Getting up-to-speed with Python: Workshop Materials

This page contains the complementary material for the "Getting up to speed with Python" workshop. The material is designed to be used in the hands-on part of the workshop and is not supposed to be used as an stand-alone source of instructions.

Table of content


Package and environment management with pip and venv

Objectives


1. Check your python version

Windows Badge
      
$ python --version
      
      
macOS Badge Linux Badge
      
$ python3 --version
      
      

2. Setting Up a Virtual Environment (10 minutes)

  1. Create a new directory for the project:

    Windows Badge
           
     md my_project
     cd my_project
           
           
    macOS Badge Linux Badge
           
     mkdir my_project
     cd my_project
           
           
  2. Create a virtual environment: The following command creates an isolated Python environment in the "my_venv" directory.

    Windows Badge
           
     python -m venv my_venv
           
           
    macOS Badge Linux Badge
           
     python3 -m venv my_venv
           
           

❓ Why might you want different virtual environments for different projects?

❓ What happens if you do not use a virtual environment at all?

  1. Activate the virtual environment:

    Windows Badge
           
     .\my_venv\Scripts\activate
           
           
    macOS Badge Linux Badge
           
     source my_venv/bin/activate
           
           

❓ How can you tell if your virtual environment is activated?

❓ What changes in your terminal prompt or path once the environment is active?

3. Installing and Using Packages

  1. Check what packages you already have:
    pip list
    

❓ Do you see any packages listed here? Why might it be empty or show fewer packages than your global environment?

  1. Installing a package inside your environment:
    pip install numpy
    

❓ Why do you install packages within the environment instead of globally?

❓ What advantages does this provide in managing dependencies?

  1. Verify the installation:
    pip list
    

❓ Do you see your newly installed package (e.g., numpy) in the list now?

  1. Compare with global python environment:

    Deactivate your virtual environment

    deactivate
    

    List packages in the global environment

    pip list
    

❓ Do you notice the difference in packages between the virtual environment and the global environment?

  1. Reactivate your virtual environment:

    Windows Badge
           
     .\my_venv\Scripts\activate
           
           
    macOS Badge Linux Badge
           
     source my_venv/bin/activate
           
           
  2. Upgrading pip inside the environment:

    pip install --upgrade pip
    
  3. Creating a requirements file:

    pip freeze > requirements.txt
    

❓ Do you see all the packages you installed inside requirements.txt?

❓ Why is it useful to have a requirements.txt file for your project?

  1. Recreate your environment somewhere else:

    Windows Badge
           
     python -m venv new_venv
     .\new_venv\Scripts\activate
     pip install -r requirements.txt
           
           
    macOS Badge Linux Badge
           
     python3 -m venv new_venv
     source new_venv/bin/activate
     pip install -r requirements.txt
           
           

❓ What would happen if you tried to install from requirements.txt in the global environment?

❓ Why is this approach beneficial when sharing your project with others?

4. Cleanup

Windows Badge
      
rmdir /s /q new_venv
      
      
macOS Badge Linux Badge
      
rm -rf new_venv
      
      

❓ When might you want to remove a virtual environment entirely?

[Items stored from a collection]
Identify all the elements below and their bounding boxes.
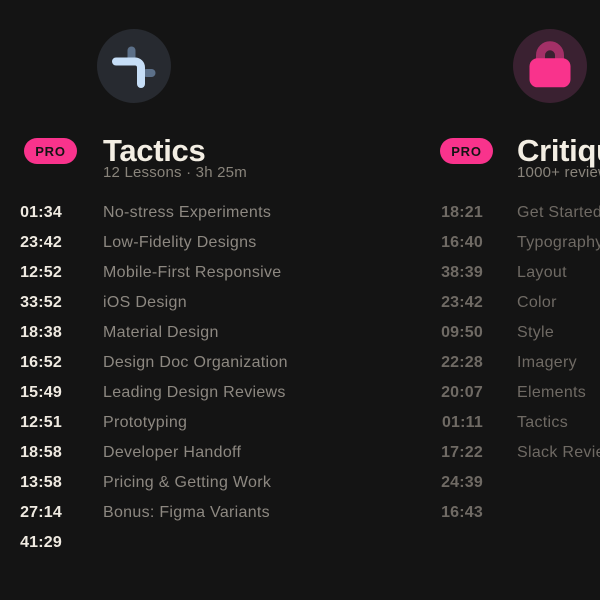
lesson-row[interactable]: 18:58 Developer Handoff bbox=[0, 438, 288, 468]
lesson-title: Tactics bbox=[517, 414, 568, 431]
lesson-title: Material Design bbox=[103, 324, 219, 341]
course-header: PRO Critiques bbox=[440, 133, 600, 169]
crop-icon-glyph bbox=[112, 46, 156, 88]
lesson-title: iOS Design bbox=[103, 294, 187, 311]
lesson-row: 23:42 Color bbox=[416, 288, 600, 318]
lesson-row: 38:39 Layout bbox=[416, 258, 600, 288]
lesson-duration: 20:07 bbox=[441, 384, 483, 401]
lesson-row[interactable]: 12:52 Mobile-First Responsive bbox=[0, 258, 288, 288]
lesson-title: Elements bbox=[517, 384, 587, 401]
lesson-duration: 16:43 bbox=[441, 504, 483, 521]
lesson-row[interactable]: 15:49 Leading Design Reviews bbox=[0, 378, 288, 408]
lesson-duration: 24:39 bbox=[441, 474, 483, 491]
lesson-duration: 01:34 bbox=[20, 204, 62, 221]
course-card-critiques: PRO Critiques 1000+ reviews 18:21 Get St… bbox=[416, 0, 600, 600]
lesson-row[interactable]: 27:14 Bonus: Figma Variants bbox=[0, 498, 288, 528]
lesson-title: Slack Reviews bbox=[517, 444, 600, 461]
lesson-row: 01:11 Tactics bbox=[416, 408, 600, 438]
lesson-title: Color bbox=[517, 294, 557, 311]
lesson-row: 16:43 bbox=[416, 498, 600, 528]
course-title: Critiques bbox=[517, 133, 600, 168]
lesson-row[interactable]: 41:29 bbox=[0, 528, 288, 558]
lesson-row[interactable]: 13:58 Pricing & Getting Work bbox=[0, 468, 288, 498]
lesson-duration: 09:50 bbox=[441, 324, 483, 341]
lesson-duration: 41:29 bbox=[20, 534, 62, 551]
pro-badge: PRO bbox=[24, 138, 77, 164]
lesson-duration: 38:39 bbox=[441, 264, 483, 281]
course-header: PRO Tactics bbox=[24, 133, 206, 169]
lesson-duration: 17:22 bbox=[441, 444, 483, 461]
lesson-row[interactable]: 18:38 Material Design bbox=[0, 318, 288, 348]
lesson-duration: 27:14 bbox=[20, 504, 62, 521]
lesson-row: 17:22 Slack Reviews bbox=[416, 438, 600, 468]
lesson-row[interactable]: 01:34 No-stress Experiments bbox=[0, 198, 288, 228]
lesson-title: Prototyping bbox=[103, 414, 188, 431]
lesson-title: Design Doc Organization bbox=[103, 354, 288, 371]
lesson-duration: 01:11 bbox=[441, 414, 483, 431]
lesson-row[interactable]: 16:52 Design Doc Organization bbox=[0, 348, 288, 378]
lesson-row: 22:28 Imagery bbox=[416, 348, 600, 378]
lesson-row[interactable]: 12:51 Prototyping bbox=[0, 408, 288, 438]
lesson-title: Imagery bbox=[517, 354, 577, 371]
lesson-duration: 22:28 bbox=[441, 354, 483, 371]
lesson-list: 01:34 No-stress Experiments 23:42 Low-Fi… bbox=[0, 198, 288, 558]
lesson-title: No-stress Experiments bbox=[103, 204, 272, 221]
lesson-duration: 15:49 bbox=[20, 384, 62, 401]
lesson-list: 18:21 Get Started 16:40 Typography 38:39… bbox=[416, 198, 600, 528]
lesson-duration: 16:52 bbox=[20, 354, 62, 371]
lesson-title: Typography bbox=[517, 234, 600, 251]
lesson-duration: 33:52 bbox=[20, 294, 62, 311]
lesson-duration: 18:21 bbox=[441, 204, 483, 221]
lesson-row: 09:50 Style bbox=[416, 318, 600, 348]
lesson-row: 20:07 Elements bbox=[416, 378, 600, 408]
lesson-duration: 23:42 bbox=[441, 294, 483, 311]
lesson-title: Developer Handoff bbox=[103, 444, 242, 461]
lesson-row: 18:21 Get Started bbox=[416, 198, 600, 228]
course-title: Tactics bbox=[103, 133, 206, 168]
lock-icon-glyph bbox=[529, 41, 571, 88]
course-subtitle: 12 Lessons · 3h 25m bbox=[103, 164, 247, 181]
crop-icon bbox=[97, 29, 171, 103]
course-subtitle: 1000+ reviews bbox=[517, 164, 600, 181]
lesson-row: 16:40 Typography bbox=[416, 228, 600, 258]
lesson-title: Style bbox=[517, 324, 555, 341]
lesson-title: Get Started bbox=[517, 204, 600, 221]
lesson-duration: 23:42 bbox=[20, 234, 62, 251]
lesson-row[interactable]: 23:42 Low-Fidelity Designs bbox=[0, 228, 288, 258]
lesson-title: Bonus: Figma Variants bbox=[103, 504, 270, 521]
lock-icon bbox=[513, 29, 587, 103]
lesson-duration: 12:52 bbox=[20, 264, 62, 281]
lesson-title: Low-Fidelity Designs bbox=[103, 234, 257, 251]
lesson-duration: 18:38 bbox=[20, 324, 62, 341]
pro-badge: PRO bbox=[440, 138, 493, 164]
lesson-title: Layout bbox=[517, 264, 567, 281]
lesson-duration: 12:51 bbox=[20, 414, 62, 431]
lesson-row[interactable]: 33:52 iOS Design bbox=[0, 288, 288, 318]
course-card-tactics: PRO Tactics 12 Lessons · 3h 25m 01:34 No… bbox=[0, 29, 288, 558]
lesson-title: Leading Design Reviews bbox=[103, 384, 286, 401]
lesson-title: Pricing & Getting Work bbox=[103, 474, 272, 491]
lesson-duration: 18:58 bbox=[20, 444, 62, 461]
lesson-duration: 13:58 bbox=[20, 474, 62, 491]
lesson-title: Mobile-First Responsive bbox=[103, 264, 282, 281]
lesson-duration: 16:40 bbox=[441, 234, 483, 251]
lesson-row: 24:39 bbox=[416, 468, 600, 498]
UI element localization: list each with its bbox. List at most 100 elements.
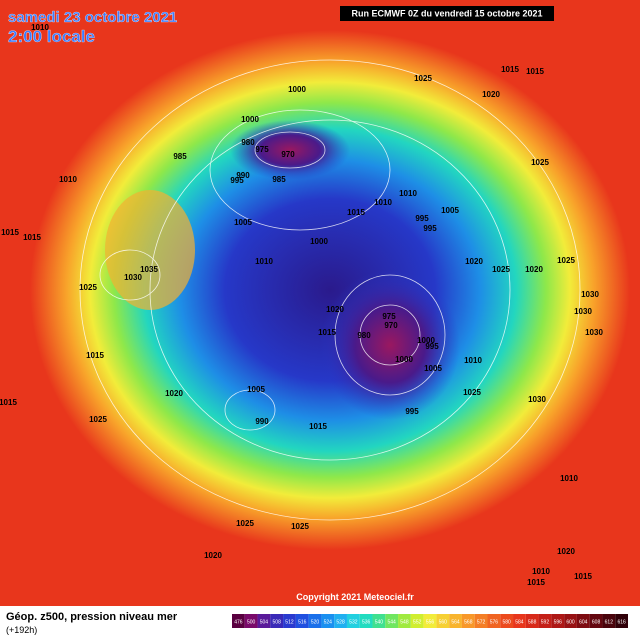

▶ **DIRECTION 1**
Write out the part of the Python workshop materials from "1. Compare with" to "and the global environment?".
▶ **DIRECTION 2**
In the Python workshop materials, which command writes the requirements file for the project?
▶ **DIRECTION 3**
Carry on the Python workshop materials from the point where they stop.

▶ **FINAL ANSWER 1**
1. Compare with global python environment:

    Deactivate your virtual environment

    deactivate
    

    List packages in the global environment

    pip list
    

❓ Do you notice the difference in packages between the virtual environment and the global environment?

▶ **FINAL ANSWER 2**
pip freeze > requirements.txt

▶ **FINAL ANSWER 3**
NOTE


Back to table of content

Package and environment management with conda

1. Get started

These are the options for Conda installation (Anaconda is not required for the workshop):https://docs.conda.io/projects/conda/en/latest/user-guide/install/index.html

You may have to perform some further steps to activate Conda. Consult https://docs.conda.io/projects/conda/en/latest/user-guide/getting-started.html

Remove the defaults channel, and add the conda-forge channel (unless already present):

conda config --remove channels defaults
conda config --add channels conda-forge

List current channels:

conda config --show channels

2. Set up a new virtual environment

Create a Conda environment. Specify Python version

conda create --name my-own-test-env python=3.11 

Activate the environment:

conda activate my-own-test-env 

❓ Do you now see an indication that my-own-test-env is active?

The new environment will be located inside a folder in a default location (It is possible to override the default location). To look up the location, you can use

conda info

❓ Look under active env location. Python should already be in there -- verify this with e.g. where python. Do you have the expected version of Python?

3. Install a package

If you haven't already, activate the environment first.

Install a package with Conda:

conda install pandas

4. Use Pip within a Conda environment

❓ Do we have Pip inside the environment?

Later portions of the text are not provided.